| RAW DATA |
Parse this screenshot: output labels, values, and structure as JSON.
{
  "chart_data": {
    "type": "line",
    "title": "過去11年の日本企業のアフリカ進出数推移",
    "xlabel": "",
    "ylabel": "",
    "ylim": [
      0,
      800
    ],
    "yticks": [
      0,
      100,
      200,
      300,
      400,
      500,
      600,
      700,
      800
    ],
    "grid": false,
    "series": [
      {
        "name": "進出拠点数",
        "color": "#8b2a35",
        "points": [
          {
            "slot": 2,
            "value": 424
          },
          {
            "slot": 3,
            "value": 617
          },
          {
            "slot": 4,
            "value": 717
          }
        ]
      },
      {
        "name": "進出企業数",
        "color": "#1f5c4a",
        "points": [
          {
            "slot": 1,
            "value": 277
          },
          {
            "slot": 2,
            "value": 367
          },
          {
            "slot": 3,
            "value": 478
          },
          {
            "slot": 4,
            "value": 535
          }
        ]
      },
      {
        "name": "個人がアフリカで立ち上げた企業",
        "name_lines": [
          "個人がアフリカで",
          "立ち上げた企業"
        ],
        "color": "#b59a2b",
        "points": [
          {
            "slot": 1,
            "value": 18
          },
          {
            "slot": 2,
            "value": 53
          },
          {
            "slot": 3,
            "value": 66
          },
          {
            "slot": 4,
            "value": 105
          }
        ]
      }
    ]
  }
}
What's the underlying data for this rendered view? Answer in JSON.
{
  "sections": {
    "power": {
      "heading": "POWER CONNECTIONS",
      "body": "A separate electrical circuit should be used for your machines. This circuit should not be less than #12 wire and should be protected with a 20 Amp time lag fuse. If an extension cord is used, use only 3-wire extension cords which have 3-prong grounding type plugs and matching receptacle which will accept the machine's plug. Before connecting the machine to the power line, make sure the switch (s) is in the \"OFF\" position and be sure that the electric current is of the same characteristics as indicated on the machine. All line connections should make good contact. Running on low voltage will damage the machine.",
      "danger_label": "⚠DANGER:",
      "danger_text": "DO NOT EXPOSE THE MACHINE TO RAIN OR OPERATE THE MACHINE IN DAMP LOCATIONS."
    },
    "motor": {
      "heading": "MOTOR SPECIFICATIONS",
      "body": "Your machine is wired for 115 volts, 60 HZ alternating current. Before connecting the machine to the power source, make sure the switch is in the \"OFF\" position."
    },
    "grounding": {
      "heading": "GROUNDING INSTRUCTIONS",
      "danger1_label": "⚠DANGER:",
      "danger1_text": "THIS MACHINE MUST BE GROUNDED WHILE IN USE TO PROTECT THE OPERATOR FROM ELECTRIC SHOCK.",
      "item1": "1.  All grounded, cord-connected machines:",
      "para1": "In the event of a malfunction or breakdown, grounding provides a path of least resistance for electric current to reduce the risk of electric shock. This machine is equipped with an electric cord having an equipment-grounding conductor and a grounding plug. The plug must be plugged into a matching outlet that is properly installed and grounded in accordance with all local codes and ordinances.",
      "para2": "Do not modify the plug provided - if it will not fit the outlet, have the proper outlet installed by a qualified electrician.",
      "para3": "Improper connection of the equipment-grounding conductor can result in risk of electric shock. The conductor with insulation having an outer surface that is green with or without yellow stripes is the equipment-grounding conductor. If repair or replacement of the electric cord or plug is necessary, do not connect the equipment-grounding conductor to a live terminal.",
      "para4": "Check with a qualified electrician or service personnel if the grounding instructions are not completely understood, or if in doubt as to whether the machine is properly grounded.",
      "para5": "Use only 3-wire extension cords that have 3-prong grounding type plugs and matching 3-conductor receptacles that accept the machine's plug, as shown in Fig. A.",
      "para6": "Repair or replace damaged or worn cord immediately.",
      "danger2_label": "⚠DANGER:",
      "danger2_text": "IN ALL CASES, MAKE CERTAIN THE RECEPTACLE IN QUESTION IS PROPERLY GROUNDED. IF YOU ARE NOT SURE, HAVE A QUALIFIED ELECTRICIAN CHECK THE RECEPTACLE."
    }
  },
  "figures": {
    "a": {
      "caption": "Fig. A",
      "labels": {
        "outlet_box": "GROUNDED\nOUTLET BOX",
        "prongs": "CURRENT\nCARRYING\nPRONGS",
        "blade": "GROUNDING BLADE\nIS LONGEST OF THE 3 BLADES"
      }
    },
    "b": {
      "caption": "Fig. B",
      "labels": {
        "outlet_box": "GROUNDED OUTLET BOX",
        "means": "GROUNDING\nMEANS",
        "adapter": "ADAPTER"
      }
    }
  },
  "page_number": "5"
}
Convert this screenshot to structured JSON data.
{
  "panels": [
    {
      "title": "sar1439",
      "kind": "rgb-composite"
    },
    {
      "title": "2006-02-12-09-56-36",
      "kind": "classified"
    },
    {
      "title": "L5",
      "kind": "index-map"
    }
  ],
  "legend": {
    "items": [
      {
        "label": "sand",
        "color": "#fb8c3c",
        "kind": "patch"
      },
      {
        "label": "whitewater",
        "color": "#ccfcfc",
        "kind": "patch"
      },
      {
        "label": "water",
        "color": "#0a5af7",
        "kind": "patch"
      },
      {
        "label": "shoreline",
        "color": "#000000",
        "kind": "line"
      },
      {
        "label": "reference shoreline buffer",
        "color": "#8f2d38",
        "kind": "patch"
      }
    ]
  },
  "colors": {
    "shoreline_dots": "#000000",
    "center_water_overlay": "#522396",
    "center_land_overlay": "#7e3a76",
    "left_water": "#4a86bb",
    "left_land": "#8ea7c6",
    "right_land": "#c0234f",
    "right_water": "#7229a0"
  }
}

| WHAT YOU WILL DO |
Starting with the line that contains "Convert this screenshot", return each line through the last one of the data above, exactly as written and nothing more.

| REPLY |
Convert this screenshot to structured JSON data.
{
  "panels": [
    {
      "title": "sar1439",
      "kind": "rgb-composite"
    },
    {
      "title": "2006-02-12-09-56-36",
      "kind": "classified"
    },
    {
      "title": "L5",
      "kind": "index-map"
    }
  ],
  "legend": {
    "items": [
      {
        "label": "sand",
        "color": "#fb8c3c",
        "kind": "patch"
      },
      {
        "label": "whitewater",
        "color": "#ccfcfc",
        "kind": "patch"
      },
      {
        "label": "water",
        "color": "#0a5af7",
        "kind": "patch"
      },
      {
        "label": "shoreline",
        "color": "#000000",
        "kind": "line"
      },
      {
        "label": "reference shoreline buffer",
        "color": "#8f2d38",
        "kind": "patch"
      }
    ]
  },
  "colors": {
    "shoreline_dots": "#000000",
    "center_water_overlay": "#522396",
    "center_land_overlay": "#7e3a76",
    "left_water": "#4a86bb",
    "left_land": "#8ea7c6",
    "right_land": "#c0234f",
    "right_water": "#7229a0"
  }
}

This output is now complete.